* **Exercise directions**: Across the entries below, count the lines in which the word "frac" occurs. Reply with the count alone.

* **Stored dataset items**:
····················

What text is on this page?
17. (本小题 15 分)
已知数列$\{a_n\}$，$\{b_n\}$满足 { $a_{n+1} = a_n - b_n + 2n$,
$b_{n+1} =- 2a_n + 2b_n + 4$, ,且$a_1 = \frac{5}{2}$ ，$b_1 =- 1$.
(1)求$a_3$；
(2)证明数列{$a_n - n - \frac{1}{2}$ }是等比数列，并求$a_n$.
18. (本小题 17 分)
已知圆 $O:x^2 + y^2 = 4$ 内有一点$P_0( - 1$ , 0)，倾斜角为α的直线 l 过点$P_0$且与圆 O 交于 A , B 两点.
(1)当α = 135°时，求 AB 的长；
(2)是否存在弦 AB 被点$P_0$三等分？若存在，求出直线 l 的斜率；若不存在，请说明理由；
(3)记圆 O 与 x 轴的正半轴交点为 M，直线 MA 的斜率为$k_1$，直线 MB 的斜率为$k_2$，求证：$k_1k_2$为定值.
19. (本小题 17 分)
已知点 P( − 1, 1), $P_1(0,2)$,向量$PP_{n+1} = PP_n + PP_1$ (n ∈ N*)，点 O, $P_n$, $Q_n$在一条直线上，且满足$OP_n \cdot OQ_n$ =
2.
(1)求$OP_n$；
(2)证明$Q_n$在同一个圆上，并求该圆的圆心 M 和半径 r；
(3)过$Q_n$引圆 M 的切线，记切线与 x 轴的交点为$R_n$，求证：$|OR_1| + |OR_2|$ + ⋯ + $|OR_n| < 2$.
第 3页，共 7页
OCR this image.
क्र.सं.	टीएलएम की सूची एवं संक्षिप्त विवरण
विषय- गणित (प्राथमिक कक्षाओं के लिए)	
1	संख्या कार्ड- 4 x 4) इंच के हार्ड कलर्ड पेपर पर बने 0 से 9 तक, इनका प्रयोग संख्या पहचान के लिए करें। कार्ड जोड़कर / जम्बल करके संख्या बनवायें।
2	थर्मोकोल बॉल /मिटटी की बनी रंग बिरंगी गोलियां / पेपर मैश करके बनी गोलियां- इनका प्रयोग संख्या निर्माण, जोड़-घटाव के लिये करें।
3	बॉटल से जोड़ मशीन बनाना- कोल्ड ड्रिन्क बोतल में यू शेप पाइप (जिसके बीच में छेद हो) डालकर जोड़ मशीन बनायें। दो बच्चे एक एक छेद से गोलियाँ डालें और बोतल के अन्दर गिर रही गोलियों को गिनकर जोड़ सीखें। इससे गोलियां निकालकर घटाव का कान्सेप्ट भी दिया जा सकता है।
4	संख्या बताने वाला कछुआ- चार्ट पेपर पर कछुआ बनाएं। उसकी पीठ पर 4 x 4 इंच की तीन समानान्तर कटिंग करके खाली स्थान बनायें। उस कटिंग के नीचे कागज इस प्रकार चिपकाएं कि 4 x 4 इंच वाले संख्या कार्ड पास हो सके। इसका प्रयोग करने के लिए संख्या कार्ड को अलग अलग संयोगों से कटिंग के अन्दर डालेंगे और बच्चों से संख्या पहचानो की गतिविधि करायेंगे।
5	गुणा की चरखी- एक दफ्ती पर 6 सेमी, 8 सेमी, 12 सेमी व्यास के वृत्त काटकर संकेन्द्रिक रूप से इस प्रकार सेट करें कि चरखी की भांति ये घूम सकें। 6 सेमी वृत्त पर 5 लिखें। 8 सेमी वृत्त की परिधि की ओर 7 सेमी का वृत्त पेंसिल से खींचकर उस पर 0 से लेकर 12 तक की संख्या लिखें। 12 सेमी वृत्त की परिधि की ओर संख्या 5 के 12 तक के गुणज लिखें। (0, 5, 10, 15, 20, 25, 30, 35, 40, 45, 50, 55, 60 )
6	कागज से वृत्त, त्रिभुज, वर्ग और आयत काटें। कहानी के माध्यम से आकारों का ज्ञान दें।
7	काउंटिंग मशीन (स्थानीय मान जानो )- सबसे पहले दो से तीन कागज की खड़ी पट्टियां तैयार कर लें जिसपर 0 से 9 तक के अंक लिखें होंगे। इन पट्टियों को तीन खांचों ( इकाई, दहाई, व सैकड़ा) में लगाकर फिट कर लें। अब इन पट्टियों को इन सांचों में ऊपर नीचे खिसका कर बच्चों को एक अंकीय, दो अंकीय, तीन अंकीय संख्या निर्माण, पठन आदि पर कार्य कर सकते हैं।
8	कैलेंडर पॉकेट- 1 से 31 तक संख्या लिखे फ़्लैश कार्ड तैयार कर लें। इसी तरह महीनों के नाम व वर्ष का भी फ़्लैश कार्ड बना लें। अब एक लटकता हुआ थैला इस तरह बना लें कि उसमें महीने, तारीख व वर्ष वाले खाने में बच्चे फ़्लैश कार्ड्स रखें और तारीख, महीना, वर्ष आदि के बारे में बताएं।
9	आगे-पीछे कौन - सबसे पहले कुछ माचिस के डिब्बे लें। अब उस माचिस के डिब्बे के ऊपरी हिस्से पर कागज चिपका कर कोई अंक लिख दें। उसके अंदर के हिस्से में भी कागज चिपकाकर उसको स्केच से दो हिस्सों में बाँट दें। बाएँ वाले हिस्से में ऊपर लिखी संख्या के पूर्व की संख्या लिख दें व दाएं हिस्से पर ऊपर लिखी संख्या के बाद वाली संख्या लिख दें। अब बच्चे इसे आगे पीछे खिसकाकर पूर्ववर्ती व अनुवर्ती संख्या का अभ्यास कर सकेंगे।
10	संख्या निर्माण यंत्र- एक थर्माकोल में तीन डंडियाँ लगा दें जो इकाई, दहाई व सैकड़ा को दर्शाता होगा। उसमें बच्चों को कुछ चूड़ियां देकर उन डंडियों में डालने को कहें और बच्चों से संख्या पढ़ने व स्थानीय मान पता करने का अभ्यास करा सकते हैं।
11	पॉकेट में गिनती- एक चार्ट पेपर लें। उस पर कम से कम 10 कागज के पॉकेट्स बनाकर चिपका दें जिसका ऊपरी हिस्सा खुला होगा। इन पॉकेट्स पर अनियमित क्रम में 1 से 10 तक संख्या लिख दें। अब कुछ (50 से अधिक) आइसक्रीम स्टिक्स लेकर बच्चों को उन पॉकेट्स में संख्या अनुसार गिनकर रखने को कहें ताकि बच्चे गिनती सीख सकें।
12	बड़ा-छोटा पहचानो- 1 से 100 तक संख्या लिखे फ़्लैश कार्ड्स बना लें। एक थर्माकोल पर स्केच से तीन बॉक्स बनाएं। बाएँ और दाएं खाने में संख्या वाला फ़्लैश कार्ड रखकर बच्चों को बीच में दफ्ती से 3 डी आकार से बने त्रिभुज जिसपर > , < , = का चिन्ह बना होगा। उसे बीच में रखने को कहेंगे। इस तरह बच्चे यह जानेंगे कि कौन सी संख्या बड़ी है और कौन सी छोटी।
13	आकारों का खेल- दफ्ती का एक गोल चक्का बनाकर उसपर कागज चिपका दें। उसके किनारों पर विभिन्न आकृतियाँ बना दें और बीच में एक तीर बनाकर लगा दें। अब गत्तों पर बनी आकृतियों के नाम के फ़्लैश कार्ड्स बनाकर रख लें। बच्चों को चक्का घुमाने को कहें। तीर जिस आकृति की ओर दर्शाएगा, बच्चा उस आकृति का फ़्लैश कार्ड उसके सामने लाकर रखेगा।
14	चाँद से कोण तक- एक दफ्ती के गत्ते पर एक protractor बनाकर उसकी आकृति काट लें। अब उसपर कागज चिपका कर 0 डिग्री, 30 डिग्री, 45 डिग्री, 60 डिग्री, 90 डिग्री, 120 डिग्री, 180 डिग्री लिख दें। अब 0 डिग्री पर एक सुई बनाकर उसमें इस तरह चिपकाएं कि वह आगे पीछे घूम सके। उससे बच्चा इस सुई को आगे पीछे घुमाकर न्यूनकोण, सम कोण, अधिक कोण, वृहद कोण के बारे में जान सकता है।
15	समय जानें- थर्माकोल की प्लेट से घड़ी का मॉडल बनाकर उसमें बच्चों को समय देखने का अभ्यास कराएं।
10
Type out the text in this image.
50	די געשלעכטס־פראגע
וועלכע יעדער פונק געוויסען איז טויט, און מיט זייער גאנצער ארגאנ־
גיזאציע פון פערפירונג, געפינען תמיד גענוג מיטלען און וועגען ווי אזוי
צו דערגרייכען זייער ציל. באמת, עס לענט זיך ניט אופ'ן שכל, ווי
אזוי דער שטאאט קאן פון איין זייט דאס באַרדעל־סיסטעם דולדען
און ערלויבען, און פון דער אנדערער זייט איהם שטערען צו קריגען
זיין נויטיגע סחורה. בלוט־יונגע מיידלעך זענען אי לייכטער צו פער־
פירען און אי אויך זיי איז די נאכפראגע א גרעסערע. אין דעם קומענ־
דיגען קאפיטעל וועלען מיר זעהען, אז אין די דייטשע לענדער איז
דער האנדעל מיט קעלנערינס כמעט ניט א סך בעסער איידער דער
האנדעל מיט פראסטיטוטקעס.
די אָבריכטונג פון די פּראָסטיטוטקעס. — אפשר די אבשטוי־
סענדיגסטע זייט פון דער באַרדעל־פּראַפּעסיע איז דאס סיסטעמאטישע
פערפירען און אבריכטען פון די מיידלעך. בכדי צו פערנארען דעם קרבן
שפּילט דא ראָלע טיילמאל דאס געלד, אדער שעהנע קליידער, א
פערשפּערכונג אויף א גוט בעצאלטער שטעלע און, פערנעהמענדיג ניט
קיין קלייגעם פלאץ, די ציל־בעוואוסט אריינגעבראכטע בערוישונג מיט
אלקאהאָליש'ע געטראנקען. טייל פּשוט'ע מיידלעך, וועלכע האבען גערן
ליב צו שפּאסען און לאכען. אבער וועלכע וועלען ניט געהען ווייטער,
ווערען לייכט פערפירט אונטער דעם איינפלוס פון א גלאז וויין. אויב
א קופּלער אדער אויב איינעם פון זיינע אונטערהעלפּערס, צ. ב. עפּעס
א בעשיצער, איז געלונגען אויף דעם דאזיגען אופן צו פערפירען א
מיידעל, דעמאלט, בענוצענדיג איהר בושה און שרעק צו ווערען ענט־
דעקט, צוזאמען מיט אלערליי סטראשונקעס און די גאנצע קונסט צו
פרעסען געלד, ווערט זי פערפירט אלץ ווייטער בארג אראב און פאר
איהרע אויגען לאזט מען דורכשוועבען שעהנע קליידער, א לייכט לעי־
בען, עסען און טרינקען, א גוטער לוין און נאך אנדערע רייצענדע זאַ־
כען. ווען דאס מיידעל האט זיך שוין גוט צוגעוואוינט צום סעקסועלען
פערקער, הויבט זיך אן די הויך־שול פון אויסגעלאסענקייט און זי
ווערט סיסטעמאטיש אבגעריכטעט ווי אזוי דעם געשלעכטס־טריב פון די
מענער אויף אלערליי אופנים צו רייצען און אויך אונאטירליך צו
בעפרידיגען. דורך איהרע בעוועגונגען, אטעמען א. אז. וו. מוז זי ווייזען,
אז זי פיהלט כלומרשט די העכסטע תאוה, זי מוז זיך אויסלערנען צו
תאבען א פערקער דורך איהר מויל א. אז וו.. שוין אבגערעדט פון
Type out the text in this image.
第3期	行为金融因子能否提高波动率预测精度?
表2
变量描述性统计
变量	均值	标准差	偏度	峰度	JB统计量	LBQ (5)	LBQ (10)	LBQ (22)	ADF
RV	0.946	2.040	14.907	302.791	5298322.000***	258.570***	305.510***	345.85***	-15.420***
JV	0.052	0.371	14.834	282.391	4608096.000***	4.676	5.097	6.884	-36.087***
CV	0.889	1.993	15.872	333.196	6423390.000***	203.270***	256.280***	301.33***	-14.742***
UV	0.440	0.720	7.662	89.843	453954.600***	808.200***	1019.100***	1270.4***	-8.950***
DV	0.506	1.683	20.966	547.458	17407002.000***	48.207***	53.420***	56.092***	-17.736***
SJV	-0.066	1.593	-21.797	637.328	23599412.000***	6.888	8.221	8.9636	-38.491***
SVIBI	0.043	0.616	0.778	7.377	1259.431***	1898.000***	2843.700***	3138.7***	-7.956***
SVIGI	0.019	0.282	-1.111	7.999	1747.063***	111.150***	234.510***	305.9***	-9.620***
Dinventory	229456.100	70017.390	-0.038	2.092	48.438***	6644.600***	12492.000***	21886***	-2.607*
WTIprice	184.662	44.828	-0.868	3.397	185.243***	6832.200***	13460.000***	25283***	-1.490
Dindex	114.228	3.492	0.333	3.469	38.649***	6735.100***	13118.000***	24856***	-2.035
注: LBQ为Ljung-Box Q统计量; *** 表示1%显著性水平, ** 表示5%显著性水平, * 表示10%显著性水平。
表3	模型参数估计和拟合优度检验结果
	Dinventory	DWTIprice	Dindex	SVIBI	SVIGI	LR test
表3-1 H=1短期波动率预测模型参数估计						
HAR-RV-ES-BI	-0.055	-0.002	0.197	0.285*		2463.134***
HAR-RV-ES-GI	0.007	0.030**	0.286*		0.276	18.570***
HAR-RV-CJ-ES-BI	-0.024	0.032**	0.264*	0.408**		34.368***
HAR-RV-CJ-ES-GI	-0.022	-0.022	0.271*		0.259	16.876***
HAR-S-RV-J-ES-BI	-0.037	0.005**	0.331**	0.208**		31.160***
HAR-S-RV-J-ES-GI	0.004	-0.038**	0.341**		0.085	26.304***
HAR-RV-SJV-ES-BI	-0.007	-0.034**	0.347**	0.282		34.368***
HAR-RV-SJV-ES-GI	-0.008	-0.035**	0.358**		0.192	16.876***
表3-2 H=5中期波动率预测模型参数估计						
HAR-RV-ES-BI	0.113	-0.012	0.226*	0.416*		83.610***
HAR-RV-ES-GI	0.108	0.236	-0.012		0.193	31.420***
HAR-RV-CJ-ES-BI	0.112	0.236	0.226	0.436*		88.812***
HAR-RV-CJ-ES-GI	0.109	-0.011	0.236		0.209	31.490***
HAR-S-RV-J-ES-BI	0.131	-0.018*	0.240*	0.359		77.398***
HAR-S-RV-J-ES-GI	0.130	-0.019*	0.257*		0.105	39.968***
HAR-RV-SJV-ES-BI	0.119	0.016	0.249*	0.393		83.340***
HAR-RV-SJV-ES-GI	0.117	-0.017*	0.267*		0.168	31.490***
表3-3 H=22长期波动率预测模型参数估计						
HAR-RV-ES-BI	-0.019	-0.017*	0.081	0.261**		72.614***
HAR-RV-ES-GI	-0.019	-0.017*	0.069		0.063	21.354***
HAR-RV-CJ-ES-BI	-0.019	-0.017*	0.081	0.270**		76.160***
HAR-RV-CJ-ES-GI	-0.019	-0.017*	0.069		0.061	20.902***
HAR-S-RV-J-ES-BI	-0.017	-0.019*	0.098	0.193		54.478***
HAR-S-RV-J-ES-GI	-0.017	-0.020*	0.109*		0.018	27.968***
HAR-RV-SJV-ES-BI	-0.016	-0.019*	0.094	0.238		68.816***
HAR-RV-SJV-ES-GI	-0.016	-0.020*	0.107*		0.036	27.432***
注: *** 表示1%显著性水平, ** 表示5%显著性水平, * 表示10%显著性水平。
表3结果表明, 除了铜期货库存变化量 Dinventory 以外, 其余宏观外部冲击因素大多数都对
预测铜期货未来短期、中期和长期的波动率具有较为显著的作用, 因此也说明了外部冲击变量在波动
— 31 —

····················

* **Task solution**: 2